■ **Required work**
Output the material exactly, but drop every image it holds.

■ **Provided data**

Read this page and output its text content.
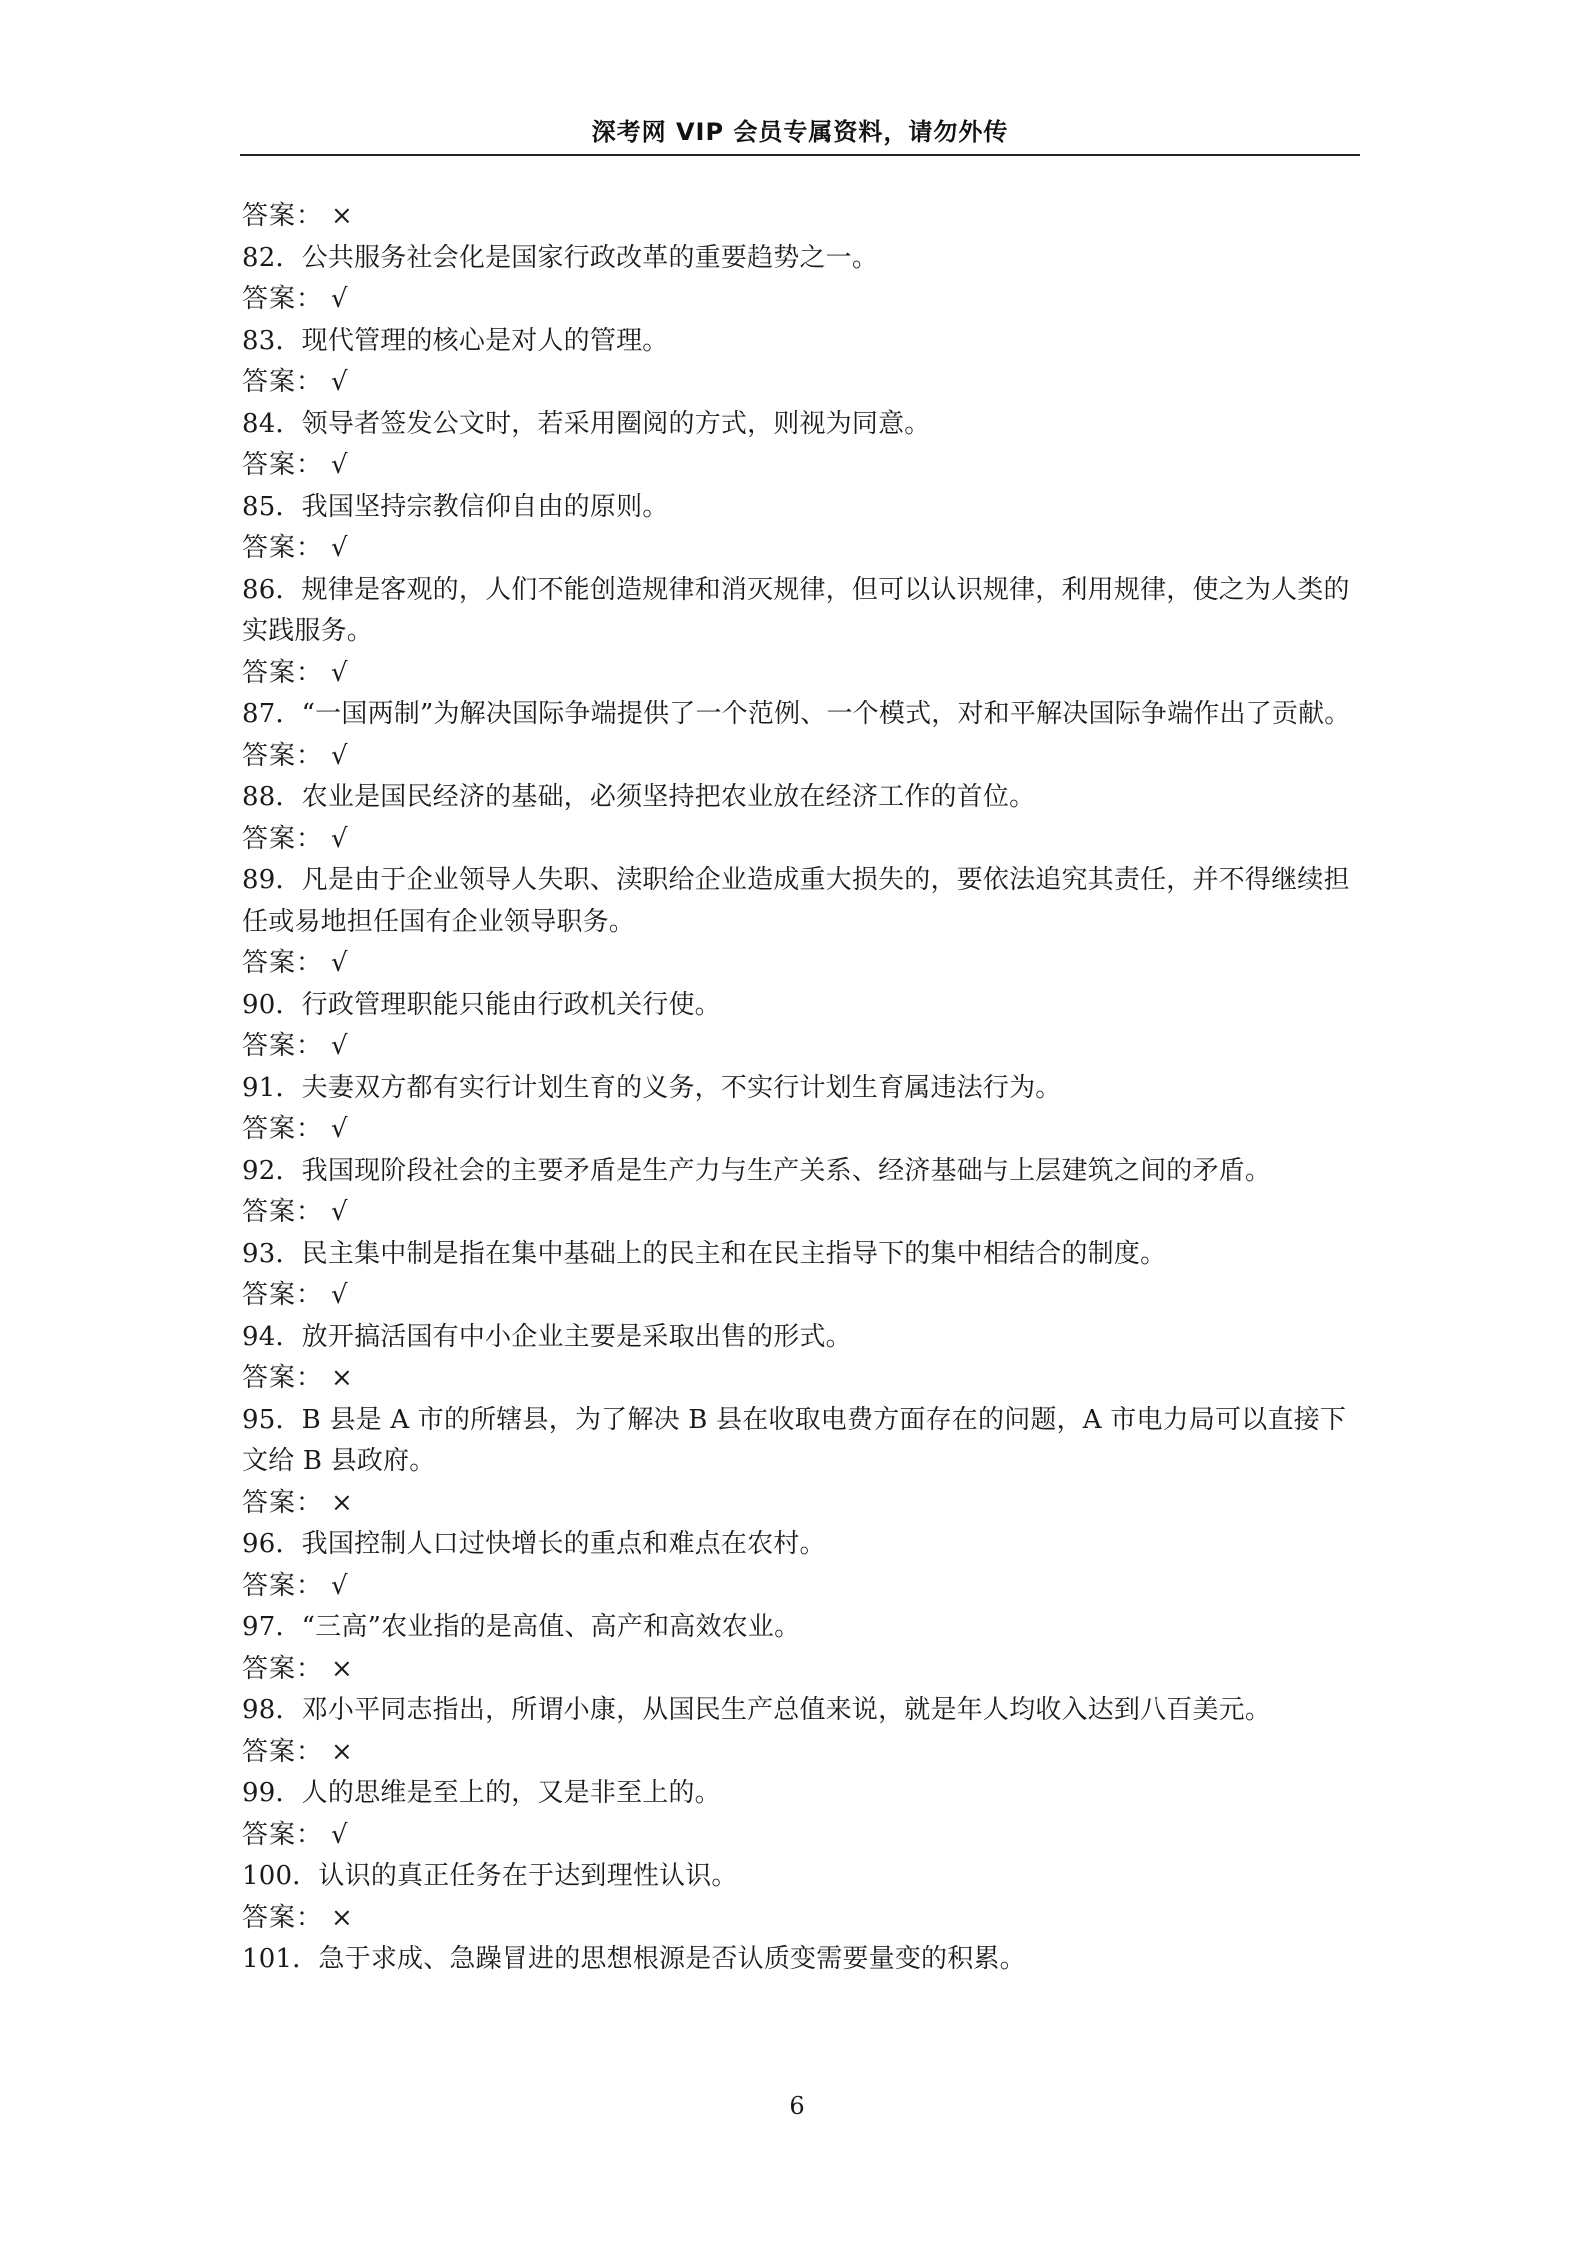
深考网 VIP 会员专属资料，请勿外传
答案： ×
82．公共服务社会化是国家行政改革的重要趋势之一。
答案： √
83．现代管理的核心是对人的管理。
答案： √
84．领导者签发公文时，若采用圈阅的方式，则视为同意。
答案： √
85．我国坚持宗教信仰自由的原则。
答案： √
86．规律是客观的，人们不能创造规律和消灭规律，但可以认识规律，利用规律，使之为人类的实践服务。
答案： √
87．“一国两制”为解决国际争端提供了一个范例、一个模式，对和平解决国际争端作出了贡献。
答案： √
88．农业是国民经济的基础，必须坚持把农业放在经济工作的首位。
答案： √
89．凡是由于企业领导人失职、渎职给企业造成重大损失的，要依法追究其责任，并不得继续担任或易地担任国有企业领导职务。
答案： √
90．行政管理职能只能由行政机关行使。
答案： √
91．夫妻双方都有实行计划生育的义务，不实行计划生育属违法行为。
答案： √
92．我国现阶段社会的主要矛盾是生产力与生产关系、经济基础与上层建筑之间的矛盾。
答案： √
93．民主集中制是指在集中基础上的民主和在民主指导下的集中相结合的制度。
答案： √
94．放开搞活国有中小企业主要是采取出售的形式。
答案： ×
95．B 县是 A 市的所辖县，为了解决 B 县在收取电费方面存在的问题，A 市电力局可以直接下文给 B 县政府。
答案： ×
96．我国控制人口过快增长的重点和难点在农村。
答案： √
97．“三高”农业指的是高值、高产和高效农业。
答案： ×
98．邓小平同志指出，所谓小康，从国民生产总值来说，就是年人均收入达到八百美元。
答案： ×
99．人的思维是至上的，又是非至上的。
答案： √
100．认识的真正任务在于达到理性认识。
答案： ×
101．急于求成、急躁冒进的思想根源是否认质变需要量变的积累。
6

■ **Written answer**
Read this page and output its text content.
深考网 VIP 会员专属资料，请勿外传
答案： ×
82．公共服务社会化是国家行政改革的重要趋势之一。
答案： √
83．现代管理的核心是对人的管理。
答案： √
84．领导者签发公文时，若采用圈阅的方式，则视为同意。
答案： √
85．我国坚持宗教信仰自由的原则。
答案： √
86．规律是客观的，人们不能创造规律和消灭规律，但可以认识规律，利用规律，使之为人类的实践服务。
答案： √
87．“一国两制”为解决国际争端提供了一个范例、一个模式，对和平解决国际争端作出了贡献。
答案： √
88．农业是国民经济的基础，必须坚持把农业放在经济工作的首位。
答案： √
89．凡是由于企业领导人失职、渎职给企业造成重大损失的，要依法追究其责任，并不得继续担任或易地担任国有企业领导职务。
答案： √
90．行政管理职能只能由行政机关行使。
答案： √
91．夫妻双方都有实行计划生育的义务，不实行计划生育属违法行为。
答案： √
92．我国现阶段社会的主要矛盾是生产力与生产关系、经济基础与上层建筑之间的矛盾。
答案： √
93．民主集中制是指在集中基础上的民主和在民主指导下的集中相结合的制度。
答案： √
94．放开搞活国有中小企业主要是采取出售的形式。
答案： ×
95．B 县是 A 市的所辖县，为了解决 B 县在收取电费方面存在的问题，A 市电力局可以直接下文给 B 县政府。
答案： ×
96．我国控制人口过快增长的重点和难点在农村。
答案： √
97．“三高”农业指的是高值、高产和高效农业。
答案： ×
98．邓小平同志指出，所谓小康，从国民生产总值来说，就是年人均收入达到八百美元。
答案： ×
99．人的思维是至上的，又是非至上的。
答案： √
100．认识的真正任务在于达到理性认识。
答案： ×
101．急于求成、急躁冒进的思想根源是否认质变需要量变的积累。
6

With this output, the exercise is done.